-------- DOCUMENT EXCERPT

Iselin's disease, or traction apophysitis at the base of the fifth metatarsal, was first described in 1912 as occurring in adolescents.[53] The confusing pathology of this metatarsal can make fractures or os vesalianum difficult to distinguish from Iselin's disease on roentgenographs. The apophysis develops between the ages of 9 and 11 years in girls and 11 and 14 years in boys. It begins to fuse 2 to 3 years later. The apophyseal growth cartilage is the weakest site for ligament and tendon attachment in growing children.[26] With intense training, this area can develop microavulsion fractures or traction apophysitis.

The proximal fifth metatarsal is the site of three ligament attachments: the plantar fascia and the fourth and fifth metatarsal ligaments. The peroneus brevis and peroneus tertius also insert into this area. During growth, the secondary growth center of ossification is located on the lateral plantar aspect of the tuberosity. This bone is within the cartilaginous flare onto which the peroneus brevis tendon inserts.[54] With continued longitudinal stress, this bone may become irritated and painful.

Young athletes, more often male, present with tenderness over the proximal fifth metatarsal. Similar to Sever's disease, Iselin's disease often occurs at the beginning of a season. The onset may be insidious or acute with a history of an inversion injury. The pain usually is worse during activity. Any activity that fires the peroneal muscle will elicit pain. Maneuvers such as running, especially lateral and cutting movement, will produce discomfort.

On examination the area will be tender to touch. Resisted eversion or passive, extreme plantarflexion with inversion may elicit pain. Occasionally the area may appear erythematous and swollen. Weakness on resisted eversion may be evident because of protective pain.

----------------

> **REQUIREMENT A**:
Decide whether each statement agrees with the passage on Iselin's disease, answering yes or no and quoting the words of the passage that settle it. (i) In boys, the apophysis develops between the ages of 9 and 11 years. (ii) Iselin's disease often occurs at the beginning of a season. (iii) The pain usually lessens during activity.
> **REQUIREMENT B**:
Continue the passage on Iselin's disease from the point where it stops.

-------- THE DATA

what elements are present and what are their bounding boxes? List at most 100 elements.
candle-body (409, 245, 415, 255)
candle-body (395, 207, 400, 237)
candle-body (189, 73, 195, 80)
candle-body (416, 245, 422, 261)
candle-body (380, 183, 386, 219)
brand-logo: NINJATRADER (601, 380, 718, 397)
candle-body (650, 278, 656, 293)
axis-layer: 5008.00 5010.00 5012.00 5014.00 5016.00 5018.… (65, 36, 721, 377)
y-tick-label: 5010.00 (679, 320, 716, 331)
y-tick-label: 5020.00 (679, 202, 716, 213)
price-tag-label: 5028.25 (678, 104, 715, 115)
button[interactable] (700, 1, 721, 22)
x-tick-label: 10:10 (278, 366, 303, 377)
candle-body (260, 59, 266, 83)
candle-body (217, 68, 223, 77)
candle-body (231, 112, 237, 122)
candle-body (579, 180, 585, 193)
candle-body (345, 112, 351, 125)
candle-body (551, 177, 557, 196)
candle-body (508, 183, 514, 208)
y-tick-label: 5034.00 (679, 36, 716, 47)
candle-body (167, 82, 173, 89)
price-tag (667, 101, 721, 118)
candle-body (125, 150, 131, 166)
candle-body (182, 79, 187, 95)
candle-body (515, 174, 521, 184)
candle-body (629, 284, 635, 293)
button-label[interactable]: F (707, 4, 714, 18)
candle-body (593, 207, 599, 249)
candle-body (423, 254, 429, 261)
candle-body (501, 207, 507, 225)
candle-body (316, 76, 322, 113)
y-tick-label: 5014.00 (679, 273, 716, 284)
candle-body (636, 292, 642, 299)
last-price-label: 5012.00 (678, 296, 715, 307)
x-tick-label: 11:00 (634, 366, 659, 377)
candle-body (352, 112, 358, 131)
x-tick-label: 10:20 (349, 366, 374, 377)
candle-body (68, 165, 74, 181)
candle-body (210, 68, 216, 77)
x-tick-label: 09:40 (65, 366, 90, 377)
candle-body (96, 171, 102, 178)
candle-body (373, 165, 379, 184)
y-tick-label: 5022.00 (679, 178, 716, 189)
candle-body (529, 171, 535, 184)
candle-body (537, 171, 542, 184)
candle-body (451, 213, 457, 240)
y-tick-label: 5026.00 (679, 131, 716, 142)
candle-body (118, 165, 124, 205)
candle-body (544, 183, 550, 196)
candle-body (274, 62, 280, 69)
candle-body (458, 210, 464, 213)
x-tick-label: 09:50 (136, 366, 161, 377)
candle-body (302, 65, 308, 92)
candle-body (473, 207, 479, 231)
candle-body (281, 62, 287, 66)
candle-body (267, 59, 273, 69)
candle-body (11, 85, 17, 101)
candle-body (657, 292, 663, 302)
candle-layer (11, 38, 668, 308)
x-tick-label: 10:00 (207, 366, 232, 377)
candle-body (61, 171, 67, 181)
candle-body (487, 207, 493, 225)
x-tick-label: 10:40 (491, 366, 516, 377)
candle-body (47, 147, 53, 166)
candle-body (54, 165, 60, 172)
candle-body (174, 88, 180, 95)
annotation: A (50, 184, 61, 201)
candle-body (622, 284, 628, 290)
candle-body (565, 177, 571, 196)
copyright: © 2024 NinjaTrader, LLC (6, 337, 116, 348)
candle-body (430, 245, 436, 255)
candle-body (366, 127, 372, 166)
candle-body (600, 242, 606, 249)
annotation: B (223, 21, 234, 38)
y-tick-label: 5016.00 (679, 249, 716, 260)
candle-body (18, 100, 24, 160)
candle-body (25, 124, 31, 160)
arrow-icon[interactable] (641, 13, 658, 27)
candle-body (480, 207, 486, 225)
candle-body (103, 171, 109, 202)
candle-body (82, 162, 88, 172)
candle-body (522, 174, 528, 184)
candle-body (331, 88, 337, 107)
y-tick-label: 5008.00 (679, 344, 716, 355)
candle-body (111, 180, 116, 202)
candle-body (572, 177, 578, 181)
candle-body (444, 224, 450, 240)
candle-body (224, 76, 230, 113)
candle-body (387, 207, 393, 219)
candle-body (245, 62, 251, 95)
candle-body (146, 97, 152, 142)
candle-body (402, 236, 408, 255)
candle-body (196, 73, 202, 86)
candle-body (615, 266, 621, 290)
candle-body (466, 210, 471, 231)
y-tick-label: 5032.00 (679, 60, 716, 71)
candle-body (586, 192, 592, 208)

----------------

> **TASK RESULT A**:
(i) No: "The apophysis develops between the ages of 9 and 11 years in girls and 11 and 14 years in boys."
(ii) Yes: "Similar to Sever's disease, Iselin's disease often occurs at the beginning of a season."
(iii) No: "The pain usually is worse during activity."

> **TASK RESULT B**:
Radiographically, AP and lateral views may not show the secondary ossification center. A third medial oblique view should be taken when examination findings are suspicious. This may show a small piece of bone oblique to the fifth metatarsal shaft on the lateral plantar aspect of the tuberosity. Bone scan will show increased uptake over the proximal fifth metatarsal. Plain films will be helpful in ruling out similar conditions such as Jones fractures. Therefore history, physical examination, and radiographic finding of the secondary ossification center will aid in making the diagnosis.

The treatment for Iselin's disease depends on the degree of the athlete's pain and his or her willingness to comply with the treatment program. Initially, conservative management is all that may be required.[55] Avoidance of the causative stresses, ice, NSAIDs, and stretches may be helpful. In more stubborn cases, in which pain does not improve and returns, immobilization in a walking boot often relieves the symptoms. There have been several reported cases of Iselin's disease developing into a nonunion. If this occurs, surgical intervention is warranted. This entails either fixation of the bony fragment or excision of the proximal bony fragment.



Pediatric foot and ankle problems are common. They are similar to adult conditions but with the complicating factor of injuries to the growing bone and physis. It is important to understand and be familiar with the developing skeleton to distinguish among normal growing bone, osteochondroses, accessory bones, ligament injuries, and bone fractures. The additional confounding factor of residual growth with physeal injuries presents even more potential for complications and a greater need to be accurate with diagnosis and treatment. One should obtain comparison radiographs when subtle finding are confusing. Routine use of comparison views will result in unnecessary exposure and expense.